:: PROVIDED ENTRIES ::
+++++
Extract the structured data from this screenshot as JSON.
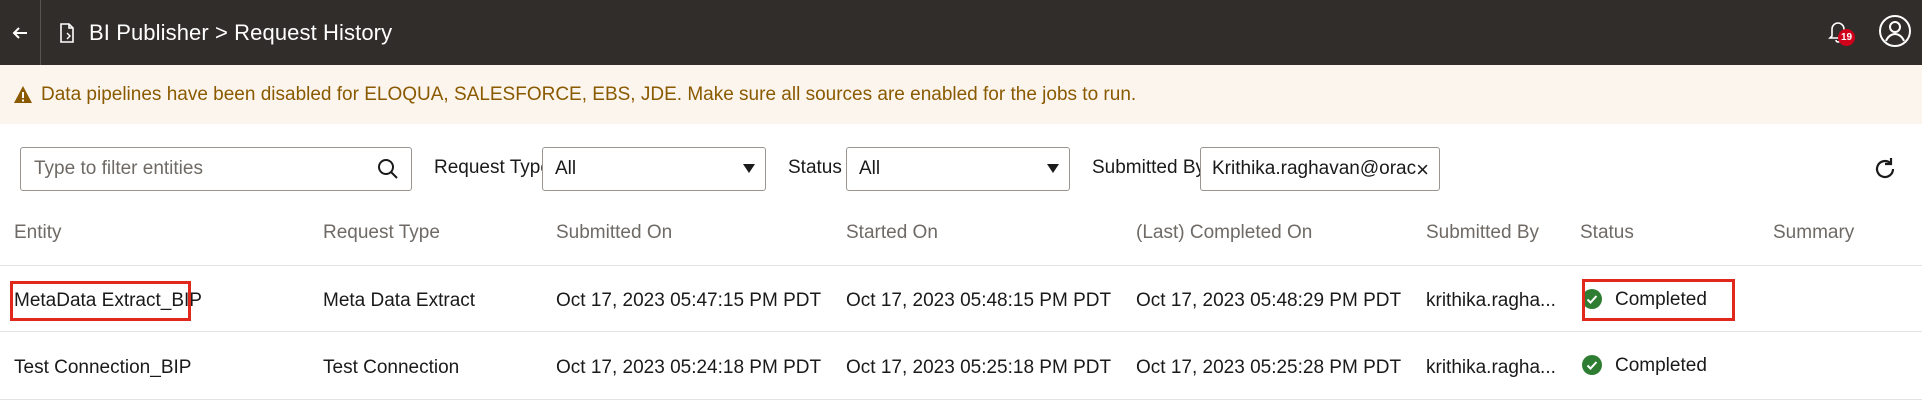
{
  "header": {
    "title": "BI Publisher > Request History",
    "notification_count": "19"
  },
  "banner": {
    "message": "Data pipelines have been disabled for ELOQUA, SALESFORCE, EBS, JDE. Make sure all sources are enabled for the jobs to run."
  },
  "filters": {
    "search_placeholder": "Type to filter entities",
    "request_type_label": "Request Type",
    "request_type_value": "All",
    "status_label": "Status",
    "status_value": "All",
    "submitted_by_label": "Submitted By",
    "submitted_by_value": "Krithika.raghavan@orac"
  },
  "table": {
    "columns": [
      "Entity",
      "Request Type",
      "Submitted On",
      "Started On",
      "(Last) Completed On",
      "Submitted By",
      "Status",
      "Summary"
    ],
    "rows": [
      {
        "entity": "MetaData Extract_BIP",
        "request_type": "Meta Data Extract",
        "submitted_on": "Oct 17, 2023 05:47:15 PM PDT",
        "started_on": "Oct 17, 2023 05:48:15 PM PDT",
        "completed_on": "Oct 17, 2023 05:48:29 PM PDT",
        "submitted_by": "krithika.ragha...",
        "status": "Completed",
        "summary": ""
      },
      {
        "entity": "Test Connection_BIP",
        "request_type": "Test Connection",
        "submitted_on": "Oct 17, 2023 05:24:18 PM PDT",
        "started_on": "Oct 17, 2023 05:25:18 PM PDT",
        "completed_on": "Oct 17, 2023 05:25:28 PM PDT",
        "submitted_by": "krithika.ragha...",
        "status": "Completed",
        "summary": ""
      }
    ]
  },
  "colors": {
    "header_bg": "#312d2a",
    "banner_bg": "#fcf5ee",
    "warning_text": "#8a5a00",
    "status_success": "#2e7d32",
    "highlight": "#e0281d"
  }
}
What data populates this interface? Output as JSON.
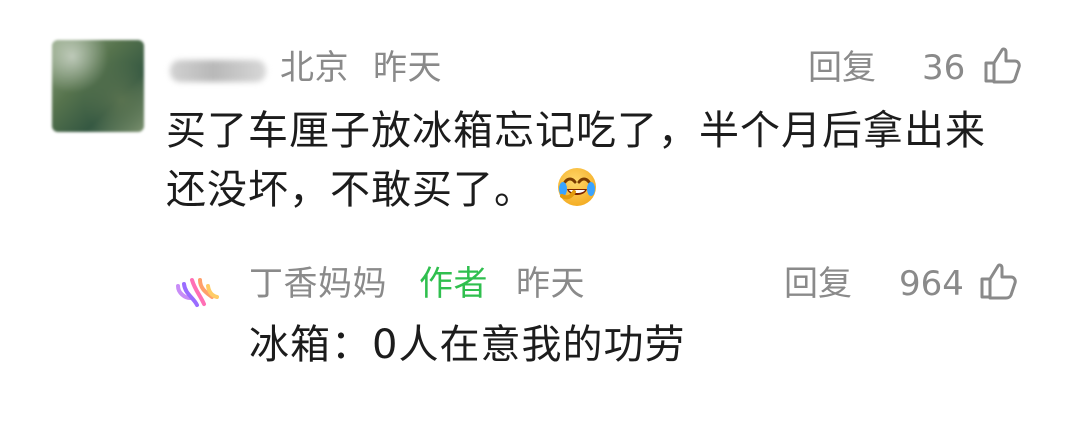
{
  "comment": {
    "user": {
      "name": "",
      "location": "北京",
      "time": "昨天"
    },
    "actions": {
      "reply_label": "回复",
      "like_count": "36"
    },
    "content": {
      "line1": "买了车厘子放冰箱忘记吃了，半个月后拿出来",
      "line2": "还没坏，不敢买了。"
    },
    "emoji_name": "laughing-crying-emoji-icon"
  },
  "reply": {
    "user": {
      "name": "丁香妈妈",
      "badge": "作者",
      "time": "昨天"
    },
    "actions": {
      "reply_label": "回复",
      "like_count": "964"
    },
    "content": "冰箱：0人在意我的功劳"
  },
  "colors": {
    "meta": "#8a8a8a",
    "text": "#1c1c1c",
    "author_badge": "#2fbf4e"
  }
}
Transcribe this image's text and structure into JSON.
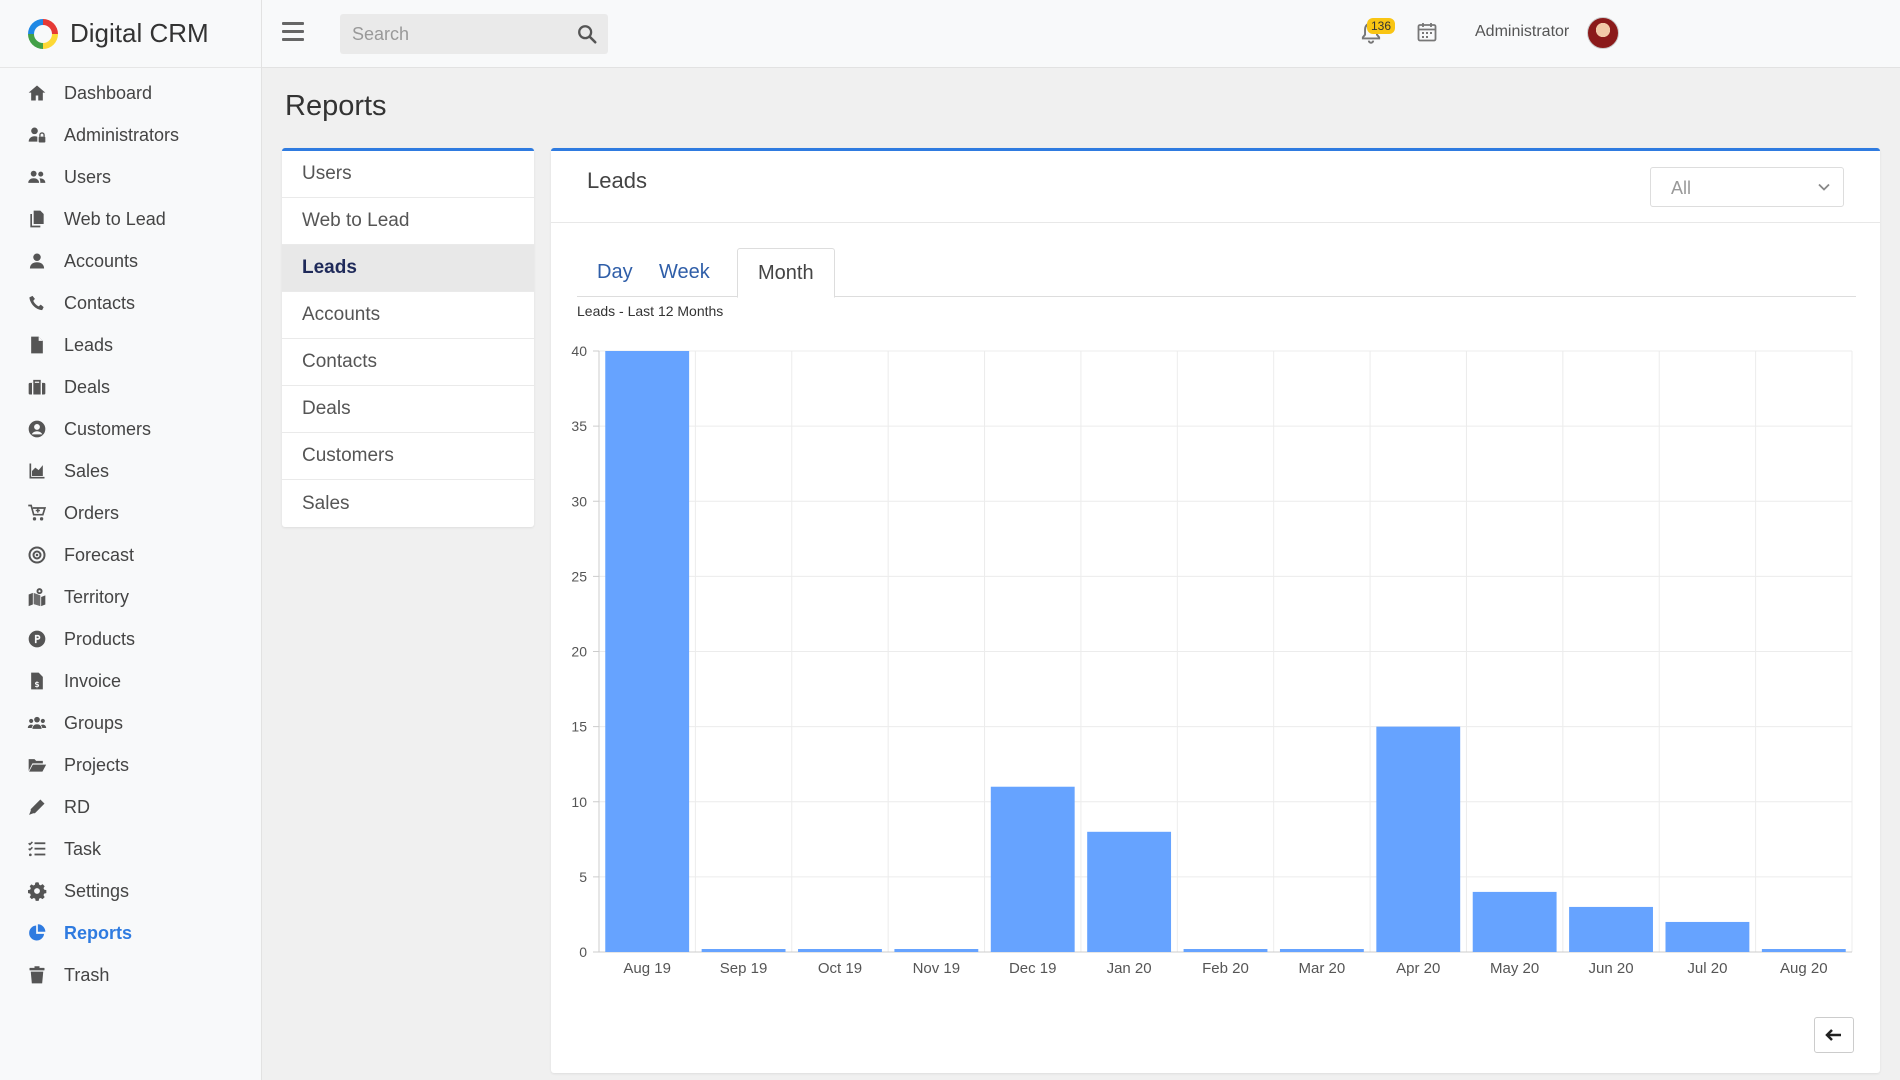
+++++
:: JOB ::
Extract, word for word, each line from the one that contains "What data populates" through the final line of the data above. Leave the pictures out.

:: RESPONSE BELOW ::
What data populates this interface? Output as JSON.
{
  "comment": {
    "user": {
      "name": "",
      "location": "北京",
      "time": "昨天"
    },
    "actions": {
      "reply_label": "回复",
      "like_count": "36"
    },
    "content": {
      "line1": "买了车厘子放冰箱忘记吃了，半个月后拿出来",
      "line2": "还没坏，不敢买了。"
    },
    "emoji_name": "laughing-crying-emoji-icon"
  },
  "reply": {
    "user": {
      "name": "丁香妈妈",
      "badge": "作者",
      "time": "昨天"
    },
    "actions": {
      "reply_label": "回复",
      "like_count": "964"
    },
    "content": "冰箱：0人在意我的功劳"
  },
  "colors": {
    "meta": "#8a8a8a",
    "text": "#1c1c1c",
    "author_badge": "#2fbf4e"
  }
}
Transcribe this image's text and structure into JSON.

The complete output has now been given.